* Exercise requirements
Extract the stretch of lines that starts at the line with "What's the underlying" and ends at the last line of the data below. Give it exactly, without pictures.

* Records provided
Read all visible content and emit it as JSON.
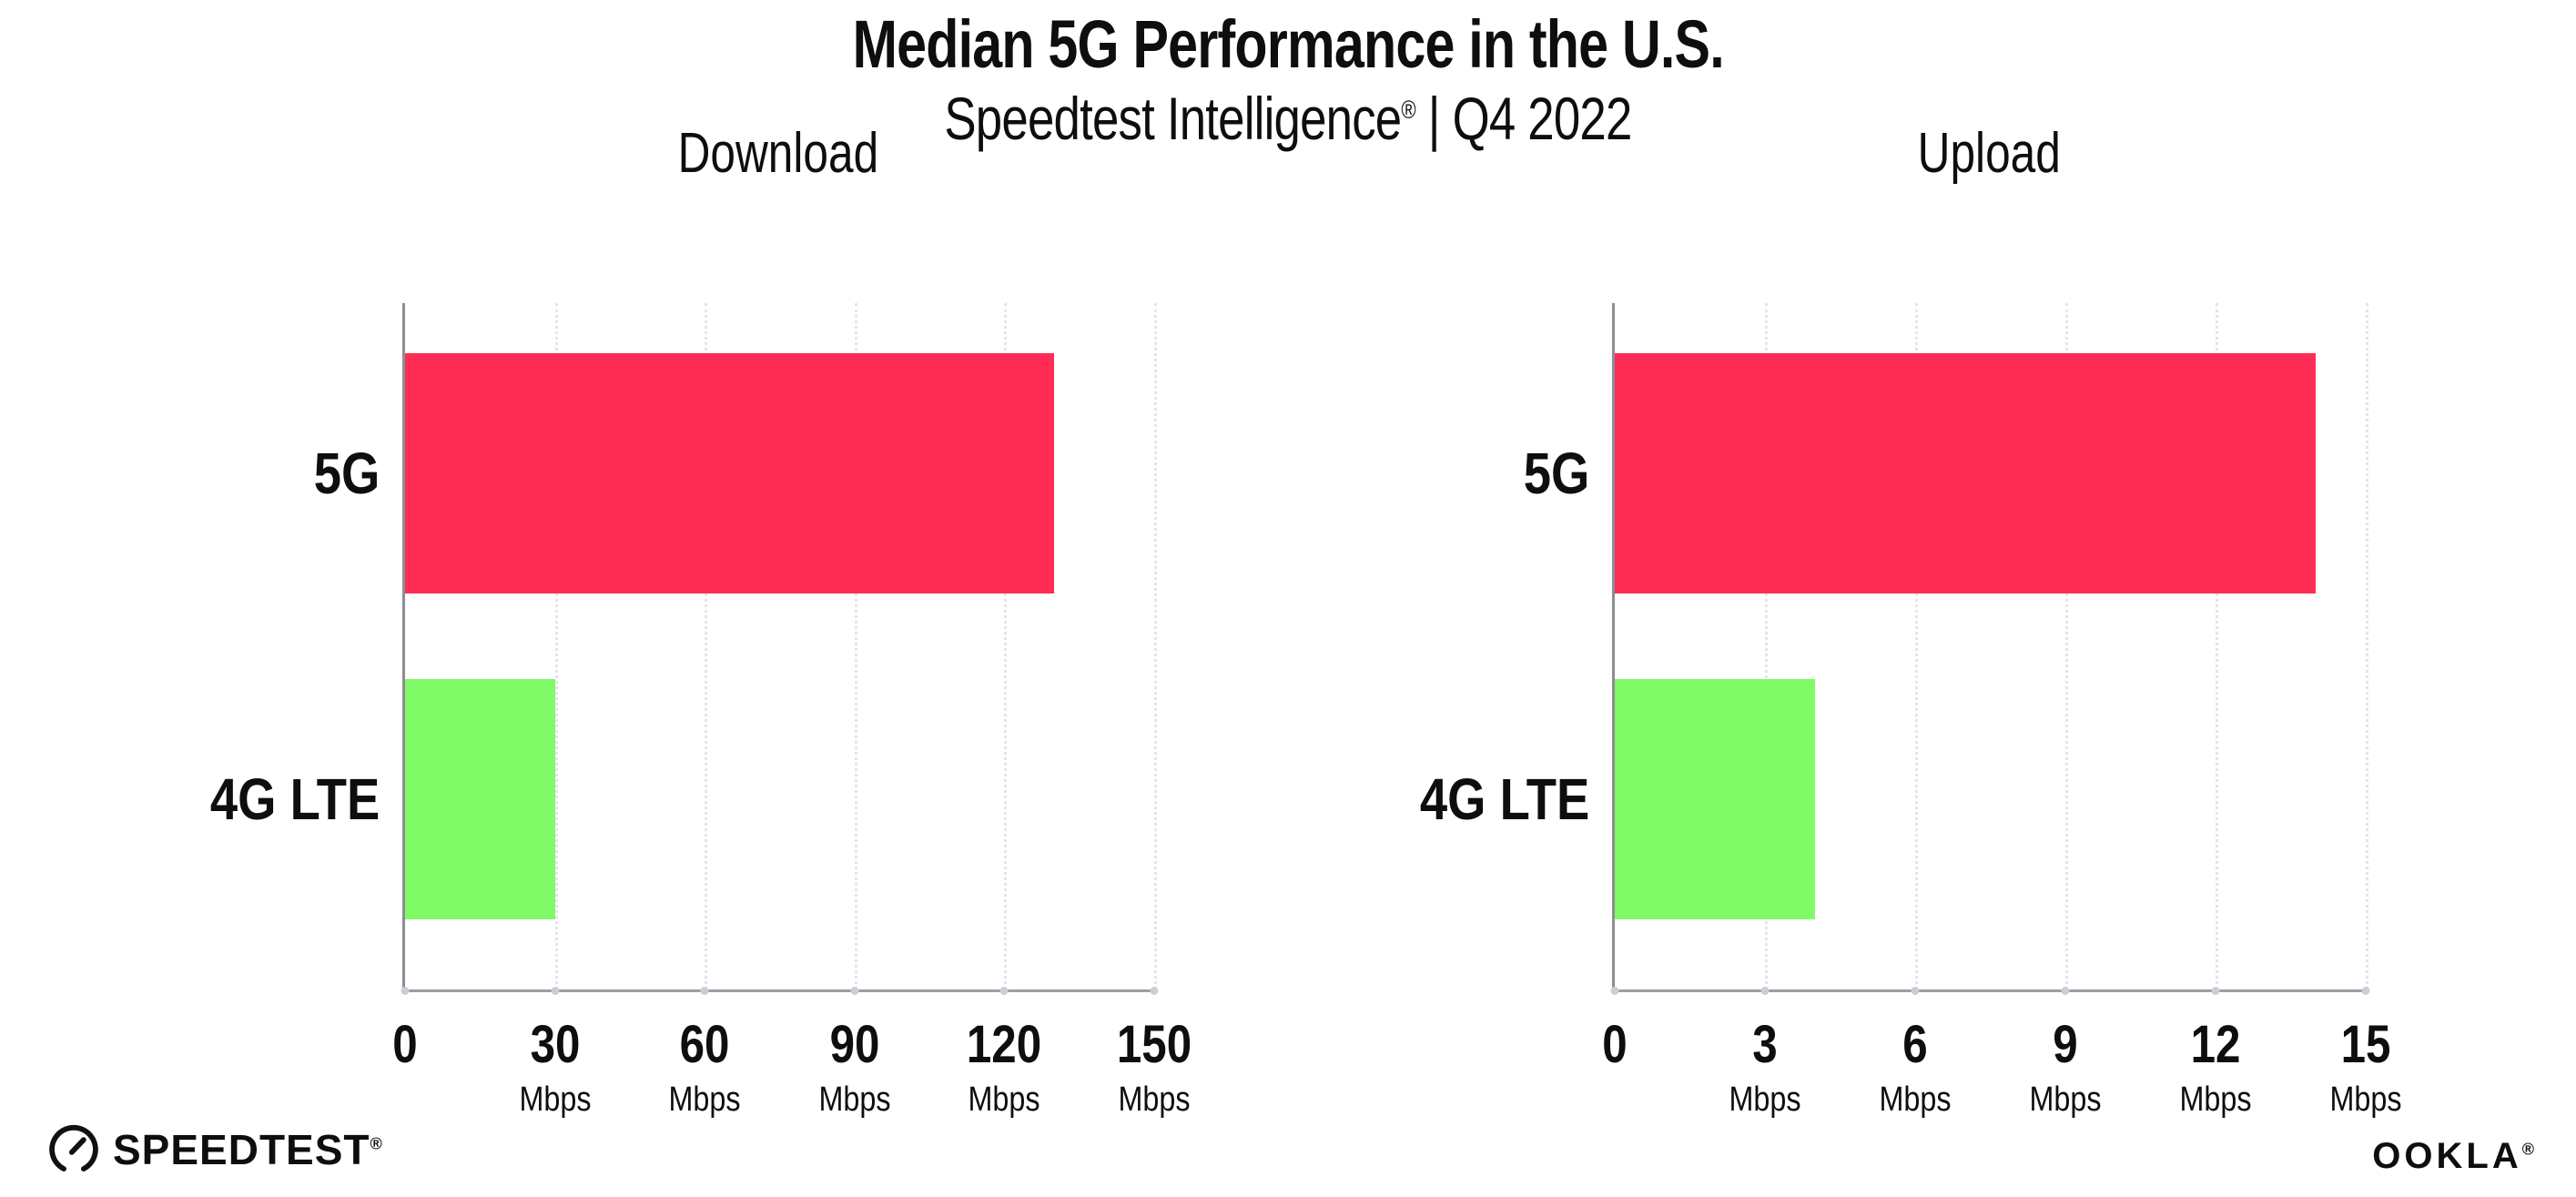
{
  "header": {
    "title": "Median 5G Performance in the U.S.",
    "subtitle_brand": "Speedtest Intelligence",
    "subtitle_reg": "®",
    "subtitle_rest": " | Q4 2022"
  },
  "chart_data": [
    {
      "type": "bar",
      "orientation": "horizontal",
      "title": "Download",
      "categories": [
        "5G",
        "4G LTE"
      ],
      "values": [
        130,
        30
      ],
      "unit": "Mbps",
      "xlim": [
        0,
        150
      ],
      "xticks": [
        0,
        30,
        60,
        90,
        120,
        150
      ],
      "bar_colors": [
        "#FF2D55",
        "#80FA66"
      ],
      "grid": "dotted-vertical",
      "legend": "none"
    },
    {
      "type": "bar",
      "orientation": "horizontal",
      "title": "Upload",
      "categories": [
        "5G",
        "4G LTE"
      ],
      "values": [
        14,
        4
      ],
      "unit": "Mbps",
      "xlim": [
        0,
        15
      ],
      "xticks": [
        0,
        3,
        6,
        9,
        12,
        15
      ],
      "bar_colors": [
        "#FF2D55",
        "#80FA66"
      ],
      "grid": "dotted-vertical",
      "legend": "none"
    }
  ],
  "footer": {
    "speedtest_label": "SPEEDTEST",
    "speedtest_reg": "®",
    "ookla_label": "OOKLA",
    "ookla_reg": "®"
  },
  "colors": {
    "bar_5g": "#FF2D55",
    "bar_4g_lte": "#80FA66",
    "axis_line": "#9d9da3",
    "gridline": "#e4e4ee",
    "text": "#0e0e0e",
    "background": "#ffffff"
  }
}
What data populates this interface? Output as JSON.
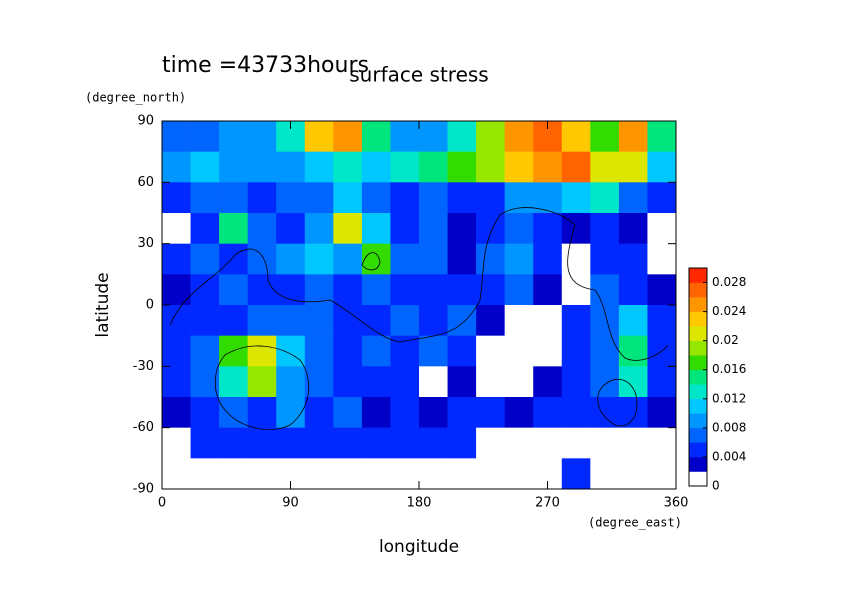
{
  "chart_data": {
    "type": "contour",
    "title": "surface stress",
    "subtitle": "time =43733hours",
    "x_label": "longitude",
    "y_label": "latitude",
    "x_unit": "(degree_east)",
    "y_unit": "(degree_north)",
    "xlim": [
      0,
      360
    ],
    "ylim": [
      -90,
      90
    ],
    "xticks": [
      0,
      90,
      180,
      270,
      360
    ],
    "yticks": [
      -90,
      -60,
      -30,
      0,
      30,
      60,
      90
    ],
    "x": [
      10,
      30,
      50,
      70,
      90,
      110,
      130,
      150,
      170,
      190,
      210,
      230,
      250,
      270,
      290,
      310,
      330,
      350
    ],
    "y": [
      82.5,
      67.5,
      52.5,
      37.5,
      22.5,
      7.5,
      -7.5,
      -22.5,
      -37.5,
      -52.5,
      -67.5,
      -82.5
    ],
    "z": [
      [
        0.006,
        0.006,
        0.008,
        0.008,
        0.012,
        0.022,
        0.024,
        0.014,
        0.008,
        0.008,
        0.012,
        0.018,
        0.024,
        0.026,
        0.022,
        0.016,
        0.024,
        0.014
      ],
      [
        0.008,
        0.01,
        0.008,
        0.008,
        0.008,
        0.01,
        0.012,
        0.01,
        0.012,
        0.014,
        0.016,
        0.018,
        0.022,
        0.024,
        0.026,
        0.02,
        0.02,
        0.01
      ],
      [
        0.004,
        0.006,
        0.006,
        0.004,
        0.006,
        0.006,
        0.01,
        0.006,
        0.004,
        0.006,
        0.004,
        0.004,
        0.008,
        0.008,
        0.01,
        0.012,
        0.006,
        0.004
      ],
      [
        0,
        0.004,
        0.014,
        0.006,
        0.004,
        0.008,
        0.02,
        0.01,
        0.004,
        0.006,
        0.002,
        0.004,
        0.006,
        0.004,
        0.002,
        0.004,
        0.002,
        0
      ],
      [
        0.004,
        0.006,
        0.004,
        0.006,
        0.008,
        0.01,
        0.008,
        0.016,
        0.006,
        0.006,
        0.002,
        0.006,
        0.008,
        0.004,
        0,
        0.004,
        0.004,
        0
      ],
      [
        0.002,
        0.004,
        0.006,
        0.004,
        0.004,
        0.006,
        0.004,
        0.006,
        0.004,
        0.004,
        0.004,
        0.004,
        0.006,
        0.002,
        0,
        0.006,
        0.004,
        0.002
      ],
      [
        0.004,
        0.004,
        0.004,
        0.006,
        0.006,
        0.006,
        0.004,
        0.004,
        0.006,
        0.004,
        0.006,
        0.002,
        0,
        0,
        0.004,
        0.006,
        0.01,
        0.004
      ],
      [
        0.004,
        0.006,
        0.016,
        0.02,
        0.01,
        0.006,
        0.004,
        0.006,
        0.004,
        0.006,
        0.004,
        0,
        0,
        0,
        0.004,
        0.006,
        0.014,
        0.004
      ],
      [
        0.004,
        0.006,
        0.012,
        0.018,
        0.008,
        0.006,
        0.004,
        0.004,
        0.004,
        0,
        0.002,
        0,
        0,
        0.002,
        0.004,
        0.006,
        0.012,
        0.004
      ],
      [
        0.002,
        0.004,
        0.006,
        0.004,
        0.008,
        0.004,
        0.006,
        0.002,
        0.004,
        0.002,
        0.004,
        0.004,
        0.002,
        0.004,
        0.004,
        0.004,
        0.004,
        0.002
      ],
      [
        0,
        0.004,
        0.004,
        0.004,
        0.004,
        0.004,
        0.004,
        0.004,
        0.004,
        0.004,
        0.004,
        0,
        0,
        0,
        0,
        0,
        0,
        0
      ],
      [
        0,
        0,
        0,
        0,
        0,
        0,
        0,
        0,
        0,
        0,
        0,
        0,
        0,
        0,
        0.004,
        0,
        0,
        0
      ]
    ],
    "levels": [
      0,
      0.002,
      0.004,
      0.006,
      0.008,
      0.01,
      0.012,
      0.014,
      0.016,
      0.018,
      0.02,
      0.022,
      0.024,
      0.026,
      0.028,
      0.03
    ],
    "colors": [
      "#ffffff",
      "#0000c8",
      "#0028ff",
      "#0064ff",
      "#0096ff",
      "#00c8ff",
      "#00e6c8",
      "#00e67d",
      "#32dc00",
      "#96e600",
      "#dce600",
      "#ffc800",
      "#ff9600",
      "#ff6400",
      "#ff2800"
    ],
    "colorbar_lim": [
      0,
      0.03
    ],
    "colorbar_ticks": [
      0,
      0.004,
      0.008,
      0.012,
      0.016,
      0.02,
      0.024,
      0.028
    ]
  }
}
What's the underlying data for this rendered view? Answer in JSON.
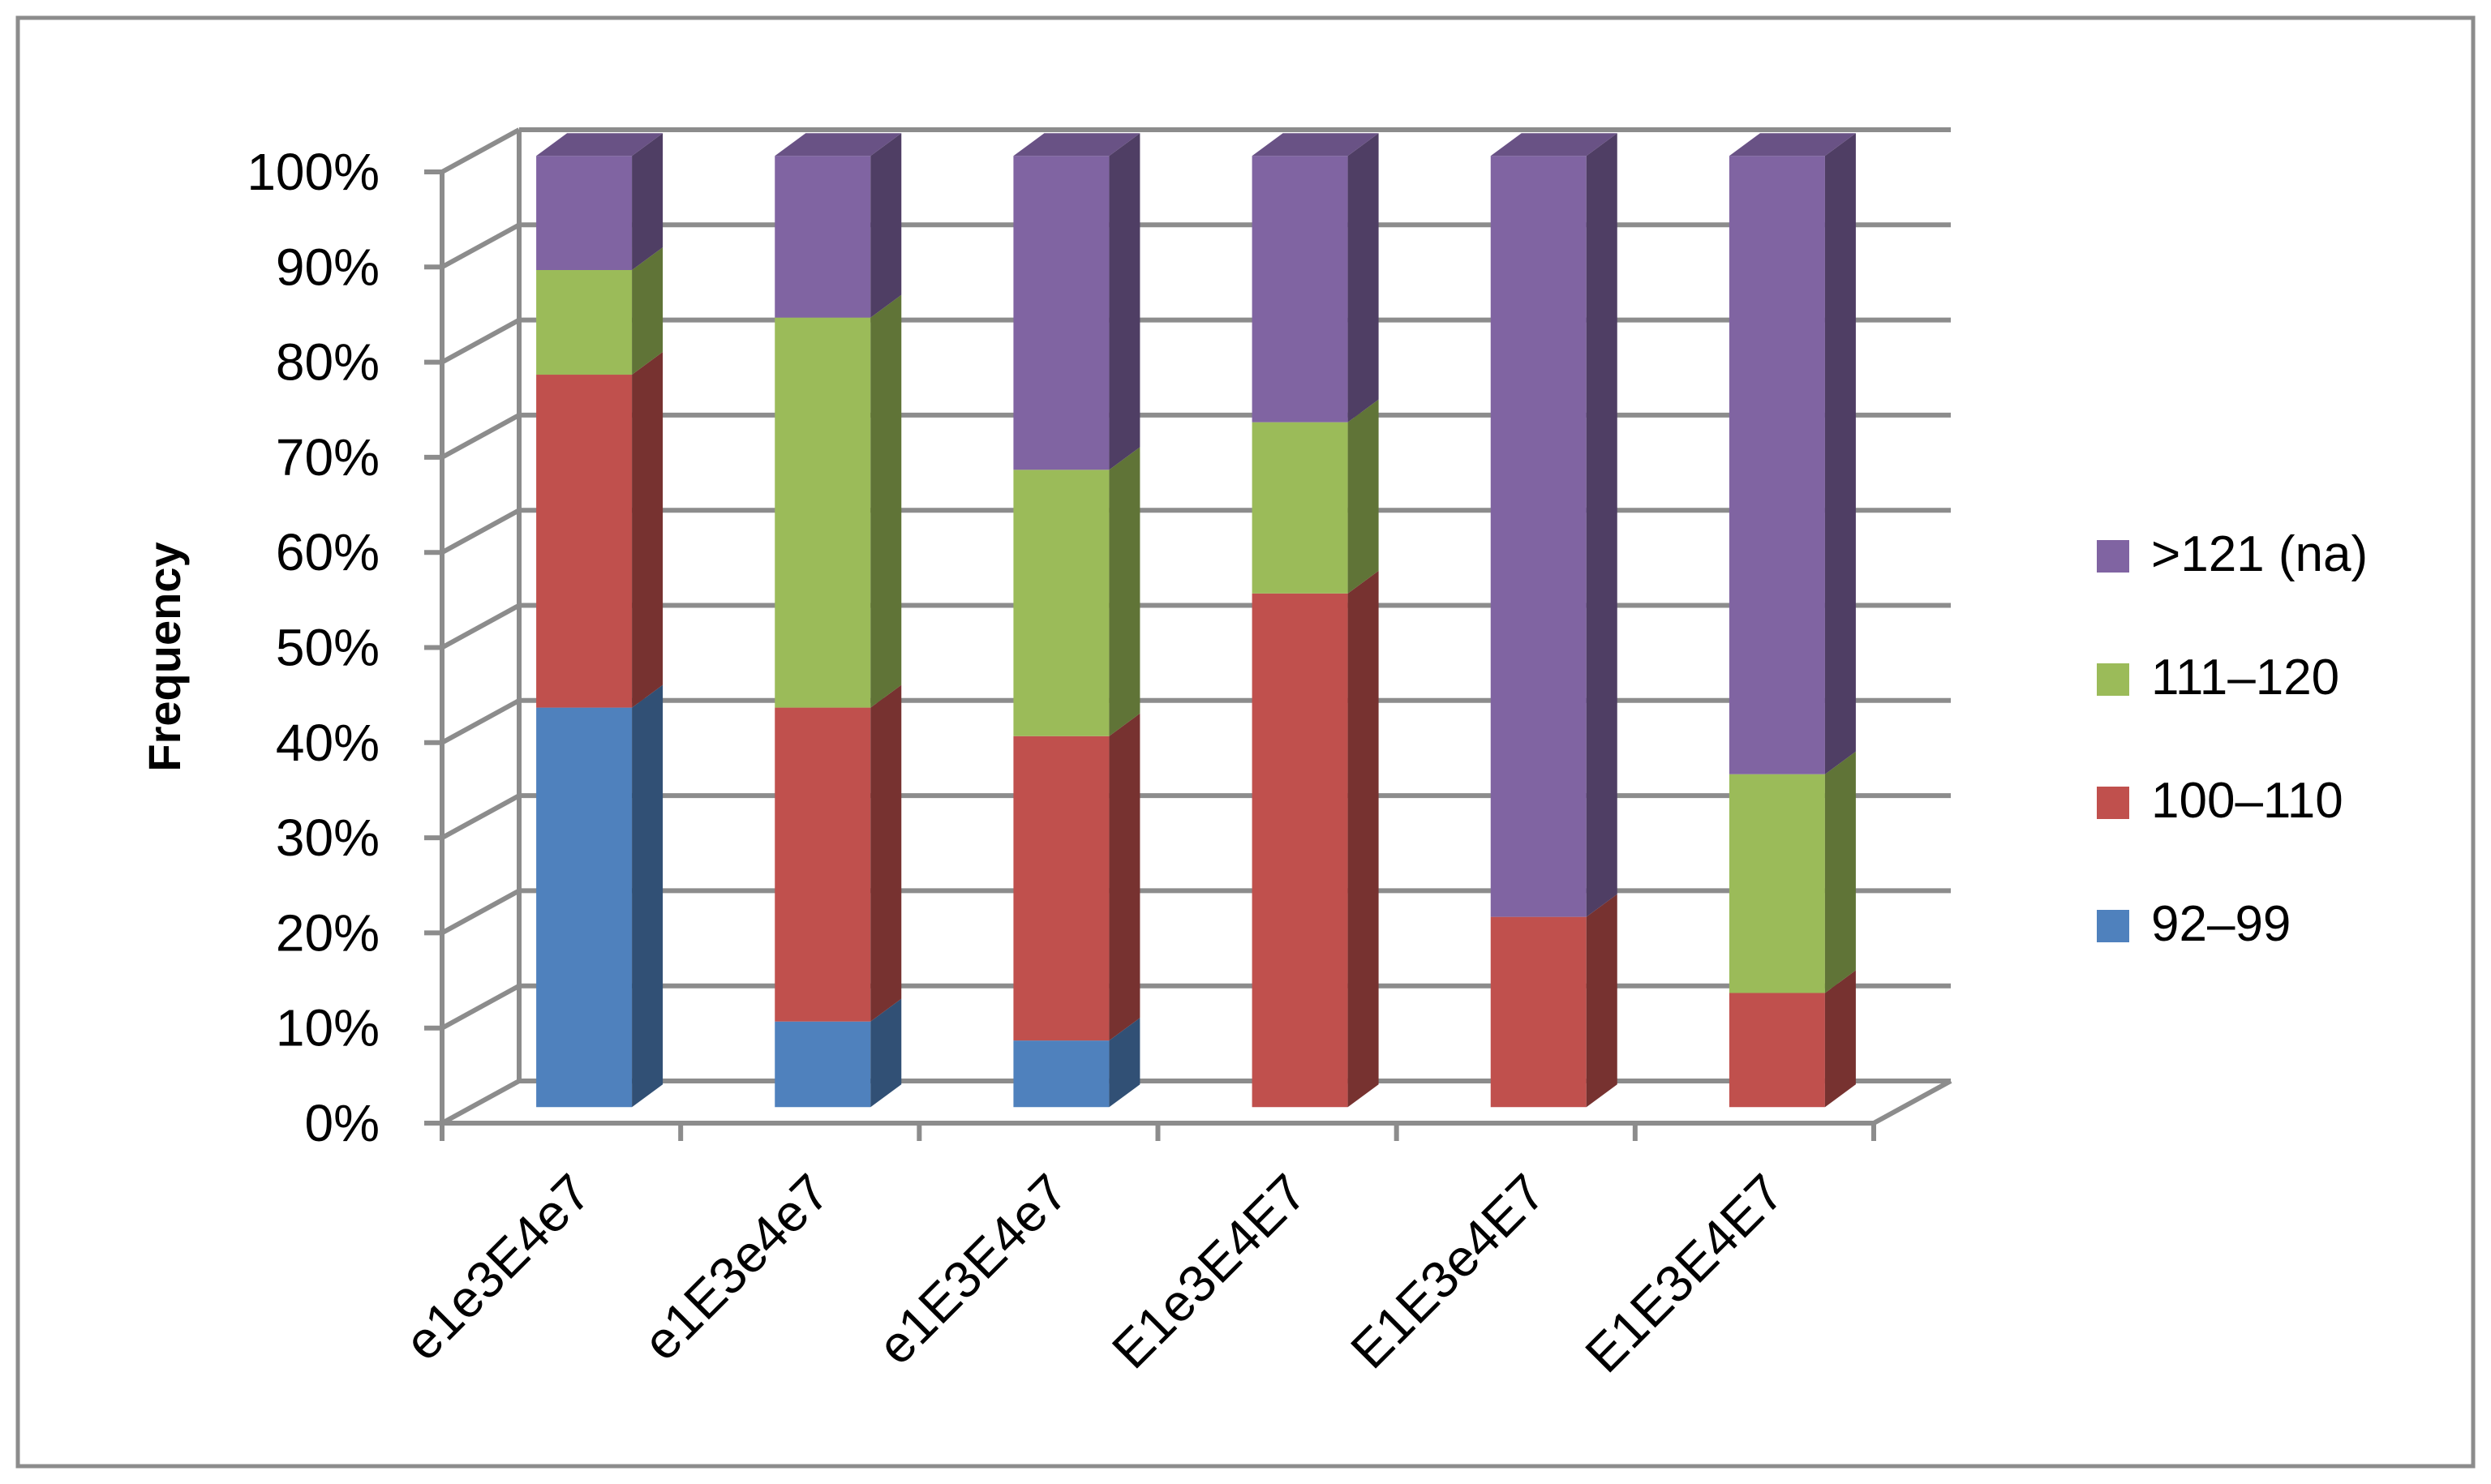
{
  "chart_data": {
    "type": "bar",
    "stacked": true,
    "three_d": true,
    "categories": [
      "e1e3E4e7",
      "e1E3e4e7",
      "e1E3E4e7",
      "E1e3E4E7",
      "E1E3e4E7",
      "E1E3E4E7"
    ],
    "series": [
      {
        "name": "92–99",
        "color": "#4F81BD",
        "values": [
          42,
          9,
          7,
          0,
          0,
          0
        ]
      },
      {
        "name": "100–110",
        "color": "#C0504D",
        "values": [
          35,
          33,
          32,
          54,
          20,
          12
        ]
      },
      {
        "name": "111–120",
        "color": "#9BBB59",
        "values": [
          11,
          41,
          28,
          18,
          0,
          23
        ]
      },
      {
        "name": ">121 (na)",
        "color": "#8064A2",
        "values": [
          12,
          17,
          33,
          28,
          80,
          65
        ]
      }
    ],
    "ylabel": "Frequency",
    "xlabel": "",
    "ylim": [
      0,
      100
    ],
    "y_ticks": [
      "0%",
      "10%",
      "20%",
      "30%",
      "40%",
      "50%",
      "60%",
      "70%",
      "80%",
      "90%",
      "100%"
    ],
    "grid": true,
    "legend_position": "right",
    "legend_order": [
      ">121 (na)",
      "111–120",
      "100–110",
      "92–99"
    ]
  }
}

* Exercise answer
What's the underlying data for this rendered view? Answer in JSON.
{
  "chart_data": {
    "type": "bar",
    "stacked": true,
    "three_d": true,
    "categories": [
      "e1e3E4e7",
      "e1E3e4e7",
      "e1E3E4e7",
      "E1e3E4E7",
      "E1E3e4E7",
      "E1E3E4E7"
    ],
    "series": [
      {
        "name": "92–99",
        "color": "#4F81BD",
        "values": [
          42,
          9,
          7,
          0,
          0,
          0
        ]
      },
      {
        "name": "100–110",
        "color": "#C0504D",
        "values": [
          35,
          33,
          32,
          54,
          20,
          12
        ]
      },
      {
        "name": "111–120",
        "color": "#9BBB59",
        "values": [
          11,
          41,
          28,
          18,
          0,
          23
        ]
      },
      {
        "name": ">121 (na)",
        "color": "#8064A2",
        "values": [
          12,
          17,
          33,
          28,
          80,
          65
        ]
      }
    ],
    "ylabel": "Frequency",
    "xlabel": "",
    "ylim": [
      0,
      100
    ],
    "y_ticks": [
      "0%",
      "10%",
      "20%",
      "30%",
      "40%",
      "50%",
      "60%",
      "70%",
      "80%",
      "90%",
      "100%"
    ],
    "grid": true,
    "legend_position": "right",
    "legend_order": [
      ">121 (na)",
      "111–120",
      "100–110",
      "92–99"
    ]
  }
}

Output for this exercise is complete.